## begin TEXT SHOWN
A Small Self Administered Scheme (SSAS) is an occupational pension scheme that gives its members and Trustees lots of flexibility and control over what it invests in.  A bit of technical speak: It is a specific form of trust which complies with the Finance Act 2004 and is registered with HM Revenue Customs & Excise (HMRC) as a registered pension scheme.

A SSAS is set up on a “money purchase basis”. This means that the money members get out of the scheme when they retire depends on how much money is paid in for them, and how their investments perform.

The scheme can have up to 12 members and they are most likely to be directors, family or key employees of a company – which is known as the ‘sponsoring employer’. Members must be over the age of 18 and for our schemes, all members are also Trustees.

The sponsoring employer is the company who pays the contributions to the scheme for its employees. Contributions can be varied in line with its profits and there is no commitment to pay any level of contributions so no profit one year = no contributions have to be made.

Any contributions made to the scheme are tax relievable which means they are deducted from the company profits when calculating its corporation tax bill. Contributions can be made regularly, as one offs or a combination of both.

There is a maximum level of contributions that can be made for members and the level will vary depending on each member’s circumstances. We always check this out once we have details about each member.

An employer can have more than 1 SSAS and the company is active and trading.

The benefit of a SSAS is that it isn’t tied to a particular provider so it can be moved to another provider if you are not happy the service you receive. The same goes for our SSAS’s, if you are unhappy with our service, you can choose another provider to deal with your scheme.

We do not charge for you to move (to us or away from us), that’s how confident we are that you will be happy with our service. Any member can also transfer their share of the scheme to another pension scheme if they no longer want to be part of the scheme. The scheme can also be wound up once all members have been transferred out.

More information about SSAS

Here are some of the common questions our team gets asked about SSASs. Hopefully your questions will be here, but, if not, don’t hesitate to get in touch.

How does a SSAS work?

Formal documents are required to set up the scheme which the sponsoring employer and member trustees will need to sign. We provide all of this for you once you have completed our application form. When the documents have been returned to us, we register the scheme with HMRC.

HMRC will review the application and once they are satisfied that the scheme is legitimate; they “approve” the scheme. You are then ready to go!

The SSAS will have its own bank account as funds are kept completely separate from any funds held for the employer. The money in this account can be invested and any further contributions are paid into this account. Any investments the scheme members decide to make are made from this account too.

Each member has their own share of the scheme called “share of fund”. So, for example, a scheme has 2 members being Lola and Josie. They run an online fashion store and set up a SSAS, but Lola works part time and Josie works full time. Lola has a contribution of £40,000 paid for her and Josie has £60,000. The split of the scheme is therefore 40% to Josie and 60% to Lola. Lola receives 40% of the interest in the bank account and Josie receives 60%. This is because Josie has the larger share of fund.

Can I transfer my other pension policies into my SSAS?
## end TEXT SHOWN
## begin SUPPLIED RECORDS
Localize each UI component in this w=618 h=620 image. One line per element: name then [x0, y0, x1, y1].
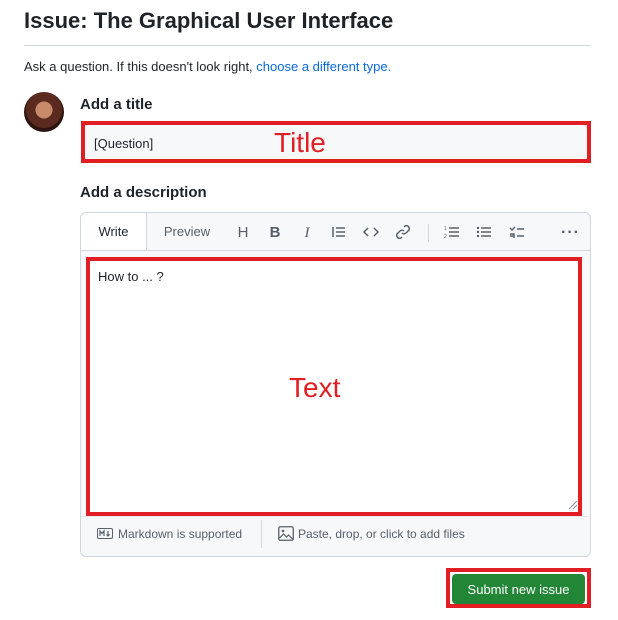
markdown-supported-label: Markdown is supported — [118, 527, 243, 541]
footer-divider — [81, 516, 590, 517]
submit-issue-button[interactable]: Submit new issue — [452, 574, 585, 604]
markdown-icon — [97, 528, 113, 539]
toolbar-divider — [81, 250, 590, 251]
toolbar-separator — [428, 224, 429, 242]
intro-text: Ask a question. If this doesn't look rig… — [24, 59, 391, 74]
add-files-label[interactable]: Paste, drop, or click to add files — [298, 527, 465, 541]
title-divider — [24, 45, 591, 46]
code-icon[interactable] — [362, 224, 380, 242]
description-label: Add a description — [80, 184, 207, 201]
tab-write[interactable]: Write — [81, 213, 147, 251]
resize-handle-icon[interactable] — [566, 498, 578, 510]
text-annotation-label: Text — [289, 372, 341, 403]
choose-type-link[interactable]: choose a different type. — [256, 59, 391, 74]
intro-prefix: Ask a question. If this doesn't look rig… — [24, 59, 253, 74]
task-list-icon[interactable] — [508, 224, 526, 242]
more-icon[interactable]: ··· — [561, 224, 579, 242]
image-icon — [278, 526, 294, 541]
avatar — [24, 92, 64, 132]
svg-text:2: 2 — [444, 234, 447, 240]
page-title: Issue: The Graphical User Interface — [24, 8, 394, 33]
title-annotation-box — [81, 121, 591, 163]
unordered-list-icon[interactable] — [475, 224, 493, 242]
footer-separator — [261, 520, 262, 548]
tab-preview[interactable]: Preview — [152, 213, 222, 251]
italic-icon[interactable]: I — [298, 224, 316, 242]
ordered-list-icon[interactable]: 12 — [443, 224, 461, 242]
bold-icon[interactable]: B — [266, 224, 284, 242]
title-annotation-label: Title — [274, 127, 326, 158]
link-icon[interactable] — [394, 224, 412, 242]
heading-icon[interactable]: H — [234, 224, 252, 242]
title-label: Add a title — [80, 96, 153, 113]
quote-icon[interactable] — [330, 224, 348, 242]
svg-text:1: 1 — [444, 226, 447, 232]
## end SUPPLIED RECORDS
#### WORK INSTRUCTIONS
Copy out the passage of the SSAS text starting at "More information about" and ending at "get in touch.", replacing "team" with "staff".

#### REPLY
More information about SSAS

Here are some of the common questions our staff gets asked about SSASs. Hopefully your questions will be here, but, if not, don’t hesitate to get in touch.